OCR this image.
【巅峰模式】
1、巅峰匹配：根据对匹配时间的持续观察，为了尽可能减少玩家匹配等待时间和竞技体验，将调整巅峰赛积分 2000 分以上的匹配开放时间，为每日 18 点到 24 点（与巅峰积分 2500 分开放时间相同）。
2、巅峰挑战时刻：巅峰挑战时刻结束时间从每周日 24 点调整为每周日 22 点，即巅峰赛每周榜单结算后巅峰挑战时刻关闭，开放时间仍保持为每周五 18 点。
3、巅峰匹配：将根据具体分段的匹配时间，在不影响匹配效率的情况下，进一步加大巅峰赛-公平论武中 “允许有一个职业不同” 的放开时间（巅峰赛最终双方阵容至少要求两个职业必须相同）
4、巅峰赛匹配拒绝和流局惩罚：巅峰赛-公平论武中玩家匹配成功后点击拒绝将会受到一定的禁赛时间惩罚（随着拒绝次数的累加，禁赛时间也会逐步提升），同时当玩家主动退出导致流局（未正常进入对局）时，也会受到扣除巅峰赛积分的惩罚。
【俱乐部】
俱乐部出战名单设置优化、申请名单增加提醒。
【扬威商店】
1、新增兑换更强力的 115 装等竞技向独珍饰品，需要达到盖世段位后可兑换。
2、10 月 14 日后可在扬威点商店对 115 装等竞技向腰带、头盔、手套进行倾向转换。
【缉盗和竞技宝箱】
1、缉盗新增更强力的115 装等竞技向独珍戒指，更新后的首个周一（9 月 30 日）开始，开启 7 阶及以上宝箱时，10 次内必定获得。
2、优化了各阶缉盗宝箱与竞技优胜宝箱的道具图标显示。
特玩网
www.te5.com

----

Work to do –
Show the lines of the records that include the string "巅峰匹配".

The completed task –
1、巅峰匹配：根据对匹配时间的持续观察，为了尽可能减少玩家匹配等待时间和竞技体验，将调整巅峰赛积分 2000 分以上的匹配开放时间，为每日 18 点到 24 点（与巅峰积分 2500 分开放时间相同）。
3、巅峰匹配：将根据具体分段的匹配时间，在不影响匹配效率的情况下，进一步加大巅峰赛-公平论武中 “允许有一个职业不同” 的放开时间（巅峰赛最终双方阵容至少要求两个职业必须相同）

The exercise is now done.